### QUESTÕES
• a. Indique se cada afirmação está de acordo com a notícia sobre a empregada doméstica, respondendo sim ou não e citando literalmente o trecho que decide: (i) a vítima tinha 19 anos e estava grávida de cinco meses; (ii) a empregada encontrou o anel depois de procurá-lo; (iii) o crime ocorreu no Maranhão.
• b. Devolva o trecho da notícia sobre a empregada doméstica que vai desde "Uma empregada doméstica" até "viva do local.", copiado sem nenhuma alteração.

Uma empregada doméstica de 19 anos, grávida de cinco meses, foi vítima de tortura após ser acusada de furtar um anel pela patroa, a empresária Carolina Sthela Ferreira dos Anjos, e por um policial militar identificado como Michael Bruno Lopes Santos. O crime ocorreu em Paço do Lumiar, no Maranhão. Samara Regina Dutra, a vítima, relatou ao Fantástico que já havia aceitado que não sairia viva do local.
O início da violência
Carolina, suspeitando que Samara havia furtado um anel, pediu que ela o encontrasse. A empregada procurou o objeto das quatro da tarde às nove da noite, sem sucesso. No dia seguinte, a patroa chamou um amigo, o policial Michael, para pressionar a funcionária. Em áudios obtidos pela polícia, Carolina narra a violência: "Ele já veio com uma jumenta de uma arma, chega a brilhar. Samara, faz favor, vem cá! Ontem sumiu meu anel, você sabe que aqui não entrou ninguém de fora, só a gente."

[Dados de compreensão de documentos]
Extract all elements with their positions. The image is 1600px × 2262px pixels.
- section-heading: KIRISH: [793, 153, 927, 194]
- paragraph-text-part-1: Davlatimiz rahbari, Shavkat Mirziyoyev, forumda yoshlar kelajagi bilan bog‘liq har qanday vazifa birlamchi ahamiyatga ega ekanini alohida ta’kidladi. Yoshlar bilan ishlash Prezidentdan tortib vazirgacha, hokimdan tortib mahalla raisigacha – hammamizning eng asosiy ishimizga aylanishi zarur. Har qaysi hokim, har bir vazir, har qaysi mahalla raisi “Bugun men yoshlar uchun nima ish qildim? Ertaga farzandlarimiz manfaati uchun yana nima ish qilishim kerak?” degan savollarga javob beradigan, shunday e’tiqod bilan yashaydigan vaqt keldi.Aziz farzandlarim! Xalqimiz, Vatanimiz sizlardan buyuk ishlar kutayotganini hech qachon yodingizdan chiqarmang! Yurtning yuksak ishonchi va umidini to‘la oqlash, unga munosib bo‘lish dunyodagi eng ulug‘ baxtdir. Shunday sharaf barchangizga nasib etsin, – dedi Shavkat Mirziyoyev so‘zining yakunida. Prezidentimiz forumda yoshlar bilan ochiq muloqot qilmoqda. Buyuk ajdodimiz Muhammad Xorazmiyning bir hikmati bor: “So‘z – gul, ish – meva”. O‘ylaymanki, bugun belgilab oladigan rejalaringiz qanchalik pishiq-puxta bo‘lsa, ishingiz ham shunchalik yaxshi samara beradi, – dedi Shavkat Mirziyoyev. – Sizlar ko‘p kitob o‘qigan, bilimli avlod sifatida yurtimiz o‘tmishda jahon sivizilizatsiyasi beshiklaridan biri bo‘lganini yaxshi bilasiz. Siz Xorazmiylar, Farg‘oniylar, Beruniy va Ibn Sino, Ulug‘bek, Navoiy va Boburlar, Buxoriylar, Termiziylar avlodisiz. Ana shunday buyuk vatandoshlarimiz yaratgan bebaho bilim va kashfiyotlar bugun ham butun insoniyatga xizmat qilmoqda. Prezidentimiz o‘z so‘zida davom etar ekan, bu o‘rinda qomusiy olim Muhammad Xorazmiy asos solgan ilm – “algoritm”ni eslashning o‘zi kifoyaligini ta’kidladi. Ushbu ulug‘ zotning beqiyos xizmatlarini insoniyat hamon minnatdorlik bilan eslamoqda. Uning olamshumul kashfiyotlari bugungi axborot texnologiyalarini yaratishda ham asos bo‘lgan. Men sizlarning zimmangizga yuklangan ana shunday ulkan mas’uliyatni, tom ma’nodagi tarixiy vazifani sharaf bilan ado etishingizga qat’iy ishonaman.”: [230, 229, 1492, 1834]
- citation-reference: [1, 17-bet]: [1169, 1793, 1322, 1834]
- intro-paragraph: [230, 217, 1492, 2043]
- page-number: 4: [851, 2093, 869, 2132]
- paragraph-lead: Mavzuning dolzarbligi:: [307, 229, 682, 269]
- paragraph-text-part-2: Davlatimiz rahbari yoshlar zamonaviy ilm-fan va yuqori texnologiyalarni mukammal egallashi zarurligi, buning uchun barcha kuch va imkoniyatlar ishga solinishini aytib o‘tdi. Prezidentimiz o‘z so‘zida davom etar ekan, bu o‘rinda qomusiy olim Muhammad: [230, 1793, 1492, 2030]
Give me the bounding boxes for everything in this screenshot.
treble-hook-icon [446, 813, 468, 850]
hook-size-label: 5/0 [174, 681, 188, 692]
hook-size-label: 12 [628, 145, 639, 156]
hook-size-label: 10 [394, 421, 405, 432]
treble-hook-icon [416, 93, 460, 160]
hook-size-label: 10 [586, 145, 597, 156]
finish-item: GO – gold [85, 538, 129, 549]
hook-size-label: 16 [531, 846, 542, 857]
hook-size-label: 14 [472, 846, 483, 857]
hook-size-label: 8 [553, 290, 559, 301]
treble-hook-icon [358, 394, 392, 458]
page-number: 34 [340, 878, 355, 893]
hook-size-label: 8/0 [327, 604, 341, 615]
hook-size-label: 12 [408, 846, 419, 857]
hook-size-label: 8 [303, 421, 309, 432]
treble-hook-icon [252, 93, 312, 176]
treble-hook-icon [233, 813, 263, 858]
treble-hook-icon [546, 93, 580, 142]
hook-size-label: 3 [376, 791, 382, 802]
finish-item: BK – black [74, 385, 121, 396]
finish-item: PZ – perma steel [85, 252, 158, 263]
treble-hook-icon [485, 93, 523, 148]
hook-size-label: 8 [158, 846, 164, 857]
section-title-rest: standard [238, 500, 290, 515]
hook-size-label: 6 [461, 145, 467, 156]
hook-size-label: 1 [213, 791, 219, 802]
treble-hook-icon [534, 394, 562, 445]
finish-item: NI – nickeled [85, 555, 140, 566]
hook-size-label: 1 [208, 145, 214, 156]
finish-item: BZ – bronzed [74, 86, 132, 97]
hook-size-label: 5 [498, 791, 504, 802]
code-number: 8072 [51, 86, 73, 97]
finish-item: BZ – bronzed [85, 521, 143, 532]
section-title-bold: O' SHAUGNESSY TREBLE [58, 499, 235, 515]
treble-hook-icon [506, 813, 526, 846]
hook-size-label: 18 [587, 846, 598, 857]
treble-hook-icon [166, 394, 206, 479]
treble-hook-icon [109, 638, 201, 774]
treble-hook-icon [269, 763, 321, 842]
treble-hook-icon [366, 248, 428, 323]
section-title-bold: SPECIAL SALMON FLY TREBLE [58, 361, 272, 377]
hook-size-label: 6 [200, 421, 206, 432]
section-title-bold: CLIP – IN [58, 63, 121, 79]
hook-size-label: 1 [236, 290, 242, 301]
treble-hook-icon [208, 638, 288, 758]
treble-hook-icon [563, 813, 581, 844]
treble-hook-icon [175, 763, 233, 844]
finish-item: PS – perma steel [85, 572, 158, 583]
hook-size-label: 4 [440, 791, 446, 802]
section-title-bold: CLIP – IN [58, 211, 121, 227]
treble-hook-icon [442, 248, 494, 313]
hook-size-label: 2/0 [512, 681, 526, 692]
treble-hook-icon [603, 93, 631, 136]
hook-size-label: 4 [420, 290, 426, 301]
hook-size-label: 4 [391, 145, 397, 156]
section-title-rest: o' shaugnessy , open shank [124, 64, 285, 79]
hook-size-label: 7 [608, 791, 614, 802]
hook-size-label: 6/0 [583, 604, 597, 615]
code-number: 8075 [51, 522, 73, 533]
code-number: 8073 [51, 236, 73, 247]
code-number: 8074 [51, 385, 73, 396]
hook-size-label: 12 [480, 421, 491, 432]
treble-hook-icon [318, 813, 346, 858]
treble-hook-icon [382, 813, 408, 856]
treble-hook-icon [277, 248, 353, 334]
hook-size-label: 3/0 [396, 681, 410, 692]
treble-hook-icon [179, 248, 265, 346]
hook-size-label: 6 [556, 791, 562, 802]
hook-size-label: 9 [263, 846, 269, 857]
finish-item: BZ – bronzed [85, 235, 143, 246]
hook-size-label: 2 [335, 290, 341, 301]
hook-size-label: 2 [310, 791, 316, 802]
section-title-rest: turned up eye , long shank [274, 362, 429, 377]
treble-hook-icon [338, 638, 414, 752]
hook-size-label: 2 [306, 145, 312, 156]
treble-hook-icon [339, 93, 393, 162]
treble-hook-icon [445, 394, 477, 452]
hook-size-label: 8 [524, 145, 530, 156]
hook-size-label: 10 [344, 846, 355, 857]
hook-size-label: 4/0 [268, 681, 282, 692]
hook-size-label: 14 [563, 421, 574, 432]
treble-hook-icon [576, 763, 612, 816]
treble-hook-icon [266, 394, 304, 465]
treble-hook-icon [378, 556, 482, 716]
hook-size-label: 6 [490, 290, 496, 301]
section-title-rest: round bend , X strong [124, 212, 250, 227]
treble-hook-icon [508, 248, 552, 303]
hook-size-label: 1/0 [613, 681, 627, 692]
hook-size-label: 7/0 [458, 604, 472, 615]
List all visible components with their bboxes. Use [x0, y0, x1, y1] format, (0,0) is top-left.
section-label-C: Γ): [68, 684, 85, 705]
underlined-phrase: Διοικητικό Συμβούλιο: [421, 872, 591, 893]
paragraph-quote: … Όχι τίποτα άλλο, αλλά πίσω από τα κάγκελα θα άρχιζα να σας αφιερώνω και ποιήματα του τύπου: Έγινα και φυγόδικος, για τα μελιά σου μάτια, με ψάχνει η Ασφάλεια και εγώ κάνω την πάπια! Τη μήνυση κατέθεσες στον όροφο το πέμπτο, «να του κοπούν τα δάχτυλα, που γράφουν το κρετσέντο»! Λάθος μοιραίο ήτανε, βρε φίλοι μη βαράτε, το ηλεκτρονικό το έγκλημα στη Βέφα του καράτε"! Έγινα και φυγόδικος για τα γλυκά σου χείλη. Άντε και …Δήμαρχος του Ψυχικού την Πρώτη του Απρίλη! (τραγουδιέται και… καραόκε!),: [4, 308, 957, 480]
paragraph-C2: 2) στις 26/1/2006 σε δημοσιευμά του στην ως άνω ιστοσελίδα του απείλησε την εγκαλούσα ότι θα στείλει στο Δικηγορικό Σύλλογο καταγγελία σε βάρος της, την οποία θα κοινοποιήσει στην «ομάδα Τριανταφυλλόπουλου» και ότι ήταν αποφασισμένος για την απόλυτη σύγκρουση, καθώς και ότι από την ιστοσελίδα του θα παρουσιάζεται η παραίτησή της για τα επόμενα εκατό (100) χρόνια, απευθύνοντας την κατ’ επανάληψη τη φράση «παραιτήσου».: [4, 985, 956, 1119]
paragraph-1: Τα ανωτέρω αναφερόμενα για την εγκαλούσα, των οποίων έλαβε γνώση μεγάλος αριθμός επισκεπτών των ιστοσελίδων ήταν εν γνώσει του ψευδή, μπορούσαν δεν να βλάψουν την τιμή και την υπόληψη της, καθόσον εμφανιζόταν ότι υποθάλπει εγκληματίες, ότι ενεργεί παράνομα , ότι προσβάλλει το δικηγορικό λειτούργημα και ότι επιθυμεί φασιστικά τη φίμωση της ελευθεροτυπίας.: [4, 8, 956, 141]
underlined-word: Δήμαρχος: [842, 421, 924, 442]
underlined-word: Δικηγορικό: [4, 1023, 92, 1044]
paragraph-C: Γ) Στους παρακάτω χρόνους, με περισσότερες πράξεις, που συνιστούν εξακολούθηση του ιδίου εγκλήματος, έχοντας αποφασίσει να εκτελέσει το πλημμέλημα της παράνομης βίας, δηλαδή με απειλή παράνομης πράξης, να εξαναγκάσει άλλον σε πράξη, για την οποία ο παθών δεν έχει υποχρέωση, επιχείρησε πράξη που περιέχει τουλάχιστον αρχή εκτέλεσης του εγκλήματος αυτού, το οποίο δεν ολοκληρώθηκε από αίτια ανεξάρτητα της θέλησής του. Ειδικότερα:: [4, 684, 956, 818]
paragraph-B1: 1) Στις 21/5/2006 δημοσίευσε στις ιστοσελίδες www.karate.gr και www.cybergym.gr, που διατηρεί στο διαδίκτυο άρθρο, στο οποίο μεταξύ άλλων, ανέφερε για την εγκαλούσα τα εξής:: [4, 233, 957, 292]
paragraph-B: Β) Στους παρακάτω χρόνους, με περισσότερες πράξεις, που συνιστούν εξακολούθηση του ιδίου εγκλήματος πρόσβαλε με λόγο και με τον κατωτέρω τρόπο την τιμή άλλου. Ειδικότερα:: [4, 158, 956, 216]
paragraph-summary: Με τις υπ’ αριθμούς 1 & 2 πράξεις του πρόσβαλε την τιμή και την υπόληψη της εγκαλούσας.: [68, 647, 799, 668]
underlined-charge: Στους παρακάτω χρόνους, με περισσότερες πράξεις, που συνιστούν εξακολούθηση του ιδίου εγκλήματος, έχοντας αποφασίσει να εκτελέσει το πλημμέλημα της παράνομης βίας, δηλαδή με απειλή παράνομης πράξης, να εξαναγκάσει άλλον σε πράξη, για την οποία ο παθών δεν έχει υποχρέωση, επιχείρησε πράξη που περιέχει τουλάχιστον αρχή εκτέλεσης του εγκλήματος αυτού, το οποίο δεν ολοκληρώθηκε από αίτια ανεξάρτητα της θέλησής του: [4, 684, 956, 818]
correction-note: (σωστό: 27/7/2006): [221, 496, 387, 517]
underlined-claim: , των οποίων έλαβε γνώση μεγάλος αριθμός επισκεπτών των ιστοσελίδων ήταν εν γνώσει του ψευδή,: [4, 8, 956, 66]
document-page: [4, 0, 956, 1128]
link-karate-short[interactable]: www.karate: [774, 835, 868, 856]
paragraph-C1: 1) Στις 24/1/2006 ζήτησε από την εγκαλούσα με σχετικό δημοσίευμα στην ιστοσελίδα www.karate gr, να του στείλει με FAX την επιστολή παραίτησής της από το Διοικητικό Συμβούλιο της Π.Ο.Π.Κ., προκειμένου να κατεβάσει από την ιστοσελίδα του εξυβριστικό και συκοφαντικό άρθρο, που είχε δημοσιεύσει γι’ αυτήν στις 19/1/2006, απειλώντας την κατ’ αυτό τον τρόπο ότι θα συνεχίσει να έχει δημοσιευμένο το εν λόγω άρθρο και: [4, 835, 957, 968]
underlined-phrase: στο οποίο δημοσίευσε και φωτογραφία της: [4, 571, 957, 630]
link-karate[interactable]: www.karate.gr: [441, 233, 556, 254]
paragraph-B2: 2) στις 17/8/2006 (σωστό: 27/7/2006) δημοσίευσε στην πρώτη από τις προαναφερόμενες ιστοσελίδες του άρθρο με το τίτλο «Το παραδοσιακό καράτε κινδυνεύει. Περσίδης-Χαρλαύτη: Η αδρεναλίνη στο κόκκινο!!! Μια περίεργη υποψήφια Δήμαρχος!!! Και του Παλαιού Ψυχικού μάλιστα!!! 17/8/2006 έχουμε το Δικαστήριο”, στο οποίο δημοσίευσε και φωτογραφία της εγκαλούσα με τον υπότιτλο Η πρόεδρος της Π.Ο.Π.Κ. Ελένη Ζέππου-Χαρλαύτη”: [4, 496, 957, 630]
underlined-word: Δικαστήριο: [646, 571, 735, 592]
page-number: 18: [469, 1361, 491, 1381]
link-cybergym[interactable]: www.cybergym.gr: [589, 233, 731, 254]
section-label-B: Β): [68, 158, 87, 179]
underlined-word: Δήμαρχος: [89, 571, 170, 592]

### RESPOSTAS DOS EXERCÍCIOS
• a.
(i) Sim: "Uma empregada doméstica de 19 anos, grávida de cinco meses"
(ii) Não: "A empregada procurou o objeto das quatro da tarde às nove da noite, sem sucesso."
(iii) Sim: "O crime ocorreu em Paço do Lumiar, no Maranhão."

• b.
Uma empregada doméstica de 19 anos, grávida de cinco meses, foi vítima de tortura após ser acusada de furtar um anel pela patroa, a empresária Carolina Sthela Ferreira dos Anjos, e por um policial militar identificado como Michael Bruno Lopes Santos. O crime ocorreu em Paço do Lumiar, no Maranhão. Samara Regina Dutra, a vítima, relatou ao Fantástico que já havia aceitado que não sairia viva do local.